— start of Available records —

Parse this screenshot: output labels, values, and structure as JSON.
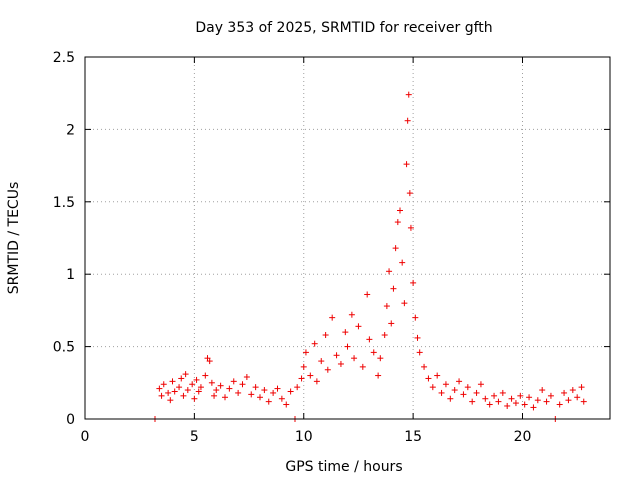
{
  "chart_data": {
    "type": "scatter",
    "title": "Day 353 of 2025, SRMTID for receiver gfth",
    "xlabel": "GPS time / hours",
    "ylabel": "SRMTID / TECUs",
    "xlim": [
      0,
      24
    ],
    "ylim": [
      0,
      2.5
    ],
    "xticks": [
      0,
      5,
      10,
      15,
      20
    ],
    "yticks": [
      0,
      0.5,
      1,
      1.5,
      2,
      2.5
    ],
    "xtick_labels": [
      "0",
      "5",
      "10",
      "15",
      "20"
    ],
    "ytick_labels": [
      "0",
      "0.5",
      "1",
      "1.5",
      "2",
      "2.5"
    ],
    "grid": true,
    "marker": "plus",
    "color": "#ee0000",
    "series": [
      {
        "name": "SRMTID",
        "points": [
          [
            3.2,
            0.0
          ],
          [
            3.4,
            0.21
          ],
          [
            3.5,
            0.16
          ],
          [
            3.6,
            0.24
          ],
          [
            3.8,
            0.18
          ],
          [
            3.9,
            0.13
          ],
          [
            4.0,
            0.26
          ],
          [
            4.1,
            0.19
          ],
          [
            4.3,
            0.22
          ],
          [
            4.4,
            0.28
          ],
          [
            4.5,
            0.16
          ],
          [
            4.6,
            0.31
          ],
          [
            4.7,
            0.2
          ],
          [
            4.9,
            0.24
          ],
          [
            5.0,
            0.14
          ],
          [
            5.1,
            0.27
          ],
          [
            5.2,
            0.19
          ],
          [
            5.3,
            0.22
          ],
          [
            5.5,
            0.3
          ],
          [
            5.6,
            0.42
          ],
          [
            5.7,
            0.4
          ],
          [
            5.8,
            0.25
          ],
          [
            5.9,
            0.16
          ],
          [
            6.0,
            0.2
          ],
          [
            6.2,
            0.23
          ],
          [
            6.4,
            0.15
          ],
          [
            6.6,
            0.21
          ],
          [
            6.8,
            0.26
          ],
          [
            7.0,
            0.18
          ],
          [
            7.2,
            0.24
          ],
          [
            7.4,
            0.29
          ],
          [
            7.6,
            0.17
          ],
          [
            7.8,
            0.22
          ],
          [
            8.0,
            0.15
          ],
          [
            8.2,
            0.2
          ],
          [
            8.4,
            0.12
          ],
          [
            8.6,
            0.18
          ],
          [
            8.8,
            0.21
          ],
          [
            9.0,
            0.14
          ],
          [
            9.2,
            0.1
          ],
          [
            9.4,
            0.19
          ],
          [
            9.6,
            0.0
          ],
          [
            9.7,
            0.22
          ],
          [
            9.9,
            0.28
          ],
          [
            10.0,
            0.36
          ],
          [
            10.1,
            0.46
          ],
          [
            10.3,
            0.3
          ],
          [
            10.5,
            0.52
          ],
          [
            10.6,
            0.26
          ],
          [
            10.8,
            0.4
          ],
          [
            11.0,
            0.58
          ],
          [
            11.1,
            0.34
          ],
          [
            11.3,
            0.7
          ],
          [
            11.5,
            0.44
          ],
          [
            11.7,
            0.38
          ],
          [
            11.9,
            0.6
          ],
          [
            12.0,
            0.5
          ],
          [
            12.2,
            0.72
          ],
          [
            12.3,
            0.42
          ],
          [
            12.5,
            0.64
          ],
          [
            12.7,
            0.36
          ],
          [
            12.9,
            0.86
          ],
          [
            13.0,
            0.55
          ],
          [
            13.2,
            0.46
          ],
          [
            13.4,
            0.3
          ],
          [
            13.5,
            0.42
          ],
          [
            13.7,
            0.58
          ],
          [
            13.8,
            0.78
          ],
          [
            13.9,
            1.02
          ],
          [
            14.0,
            0.66
          ],
          [
            14.1,
            0.9
          ],
          [
            14.2,
            1.18
          ],
          [
            14.3,
            1.36
          ],
          [
            14.4,
            1.44
          ],
          [
            14.5,
            1.08
          ],
          [
            14.6,
            0.8
          ],
          [
            14.7,
            1.76
          ],
          [
            14.75,
            2.06
          ],
          [
            14.8,
            2.24
          ],
          [
            14.85,
            1.56
          ],
          [
            14.9,
            1.32
          ],
          [
            15.0,
            0.94
          ],
          [
            15.1,
            0.7
          ],
          [
            15.2,
            0.56
          ],
          [
            15.3,
            0.46
          ],
          [
            15.5,
            0.36
          ],
          [
            15.7,
            0.28
          ],
          [
            15.9,
            0.22
          ],
          [
            16.1,
            0.3
          ],
          [
            16.3,
            0.18
          ],
          [
            16.5,
            0.24
          ],
          [
            16.7,
            0.14
          ],
          [
            16.9,
            0.2
          ],
          [
            17.1,
            0.26
          ],
          [
            17.3,
            0.17
          ],
          [
            17.5,
            0.22
          ],
          [
            17.7,
            0.12
          ],
          [
            17.9,
            0.18
          ],
          [
            18.1,
            0.24
          ],
          [
            18.3,
            0.14
          ],
          [
            18.5,
            0.1
          ],
          [
            18.7,
            0.16
          ],
          [
            18.9,
            0.12
          ],
          [
            19.1,
            0.18
          ],
          [
            19.3,
            0.09
          ],
          [
            19.5,
            0.14
          ],
          [
            19.7,
            0.11
          ],
          [
            19.9,
            0.16
          ],
          [
            20.1,
            0.1
          ],
          [
            20.3,
            0.15
          ],
          [
            20.5,
            0.08
          ],
          [
            20.7,
            0.13
          ],
          [
            20.9,
            0.2
          ],
          [
            21.1,
            0.12
          ],
          [
            21.3,
            0.16
          ],
          [
            21.5,
            0.0
          ],
          [
            21.7,
            0.1
          ],
          [
            21.9,
            0.18
          ],
          [
            22.1,
            0.13
          ],
          [
            22.3,
            0.2
          ],
          [
            22.5,
            0.15
          ],
          [
            22.7,
            0.22
          ],
          [
            22.8,
            0.12
          ]
        ]
      }
    ]
  }
}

— end of Available records —

Written request:
Every record gets retyped exactly; no picture goes into the copy.

Solution below:
Parse this screenshot: output labels, values, and structure as JSON.
{
  "chart_data": {
    "type": "scatter",
    "title": "Day 353 of 2025, SRMTID for receiver gfth",
    "xlabel": "GPS time / hours",
    "ylabel": "SRMTID / TECUs",
    "xlim": [
      0,
      24
    ],
    "ylim": [
      0,
      2.5
    ],
    "xticks": [
      0,
      5,
      10,
      15,
      20
    ],
    "yticks": [
      0,
      0.5,
      1,
      1.5,
      2,
      2.5
    ],
    "xtick_labels": [
      "0",
      "5",
      "10",
      "15",
      "20"
    ],
    "ytick_labels": [
      "0",
      "0.5",
      "1",
      "1.5",
      "2",
      "2.5"
    ],
    "grid": true,
    "marker": "plus",
    "color": "#ee0000",
    "series": [
      {
        "name": "SRMTID",
        "points": [
          [
            3.2,
            0.0
          ],
          [
            3.4,
            0.21
          ],
          [
            3.5,
            0.16
          ],
          [
            3.6,
            0.24
          ],
          [
            3.8,
            0.18
          ],
          [
            3.9,
            0.13
          ],
          [
            4.0,
            0.26
          ],
          [
            4.1,
            0.19
          ],
          [
            4.3,
            0.22
          ],
          [
            4.4,
            0.28
          ],
          [
            4.5,
            0.16
          ],
          [
            4.6,
            0.31
          ],
          [
            4.7,
            0.2
          ],
          [
            4.9,
            0.24
          ],
          [
            5.0,
            0.14
          ],
          [
            5.1,
            0.27
          ],
          [
            5.2,
            0.19
          ],
          [
            5.3,
            0.22
          ],
          [
            5.5,
            0.3
          ],
          [
            5.6,
            0.42
          ],
          [
            5.7,
            0.4
          ],
          [
            5.8,
            0.25
          ],
          [
            5.9,
            0.16
          ],
          [
            6.0,
            0.2
          ],
          [
            6.2,
            0.23
          ],
          [
            6.4,
            0.15
          ],
          [
            6.6,
            0.21
          ],
          [
            6.8,
            0.26
          ],
          [
            7.0,
            0.18
          ],
          [
            7.2,
            0.24
          ],
          [
            7.4,
            0.29
          ],
          [
            7.6,
            0.17
          ],
          [
            7.8,
            0.22
          ],
          [
            8.0,
            0.15
          ],
          [
            8.2,
            0.2
          ],
          [
            8.4,
            0.12
          ],
          [
            8.6,
            0.18
          ],
          [
            8.8,
            0.21
          ],
          [
            9.0,
            0.14
          ],
          [
            9.2,
            0.1
          ],
          [
            9.4,
            0.19
          ],
          [
            9.6,
            0.0
          ],
          [
            9.7,
            0.22
          ],
          [
            9.9,
            0.28
          ],
          [
            10.0,
            0.36
          ],
          [
            10.1,
            0.46
          ],
          [
            10.3,
            0.3
          ],
          [
            10.5,
            0.52
          ],
          [
            10.6,
            0.26
          ],
          [
            10.8,
            0.4
          ],
          [
            11.0,
            0.58
          ],
          [
            11.1,
            0.34
          ],
          [
            11.3,
            0.7
          ],
          [
            11.5,
            0.44
          ],
          [
            11.7,
            0.38
          ],
          [
            11.9,
            0.6
          ],
          [
            12.0,
            0.5
          ],
          [
            12.2,
            0.72
          ],
          [
            12.3,
            0.42
          ],
          [
            12.5,
            0.64
          ],
          [
            12.7,
            0.36
          ],
          [
            12.9,
            0.86
          ],
          [
            13.0,
            0.55
          ],
          [
            13.2,
            0.46
          ],
          [
            13.4,
            0.3
          ],
          [
            13.5,
            0.42
          ],
          [
            13.7,
            0.58
          ],
          [
            13.8,
            0.78
          ],
          [
            13.9,
            1.02
          ],
          [
            14.0,
            0.66
          ],
          [
            14.1,
            0.9
          ],
          [
            14.2,
            1.18
          ],
          [
            14.3,
            1.36
          ],
          [
            14.4,
            1.44
          ],
          [
            14.5,
            1.08
          ],
          [
            14.6,
            0.8
          ],
          [
            14.7,
            1.76
          ],
          [
            14.75,
            2.06
          ],
          [
            14.8,
            2.24
          ],
          [
            14.85,
            1.56
          ],
          [
            14.9,
            1.32
          ],
          [
            15.0,
            0.94
          ],
          [
            15.1,
            0.7
          ],
          [
            15.2,
            0.56
          ],
          [
            15.3,
            0.46
          ],
          [
            15.5,
            0.36
          ],
          [
            15.7,
            0.28
          ],
          [
            15.9,
            0.22
          ],
          [
            16.1,
            0.3
          ],
          [
            16.3,
            0.18
          ],
          [
            16.5,
            0.24
          ],
          [
            16.7,
            0.14
          ],
          [
            16.9,
            0.2
          ],
          [
            17.1,
            0.26
          ],
          [
            17.3,
            0.17
          ],
          [
            17.5,
            0.22
          ],
          [
            17.7,
            0.12
          ],
          [
            17.9,
            0.18
          ],
          [
            18.1,
            0.24
          ],
          [
            18.3,
            0.14
          ],
          [
            18.5,
            0.1
          ],
          [
            18.7,
            0.16
          ],
          [
            18.9,
            0.12
          ],
          [
            19.1,
            0.18
          ],
          [
            19.3,
            0.09
          ],
          [
            19.5,
            0.14
          ],
          [
            19.7,
            0.11
          ],
          [
            19.9,
            0.16
          ],
          [
            20.1,
            0.1
          ],
          [
            20.3,
            0.15
          ],
          [
            20.5,
            0.08
          ],
          [
            20.7,
            0.13
          ],
          [
            20.9,
            0.2
          ],
          [
            21.1,
            0.12
          ],
          [
            21.3,
            0.16
          ],
          [
            21.5,
            0.0
          ],
          [
            21.7,
            0.1
          ],
          [
            21.9,
            0.18
          ],
          [
            22.1,
            0.13
          ],
          [
            22.3,
            0.2
          ],
          [
            22.5,
            0.15
          ],
          [
            22.7,
            0.22
          ],
          [
            22.8,
            0.12
          ]
        ]
      }
    ]
  }
}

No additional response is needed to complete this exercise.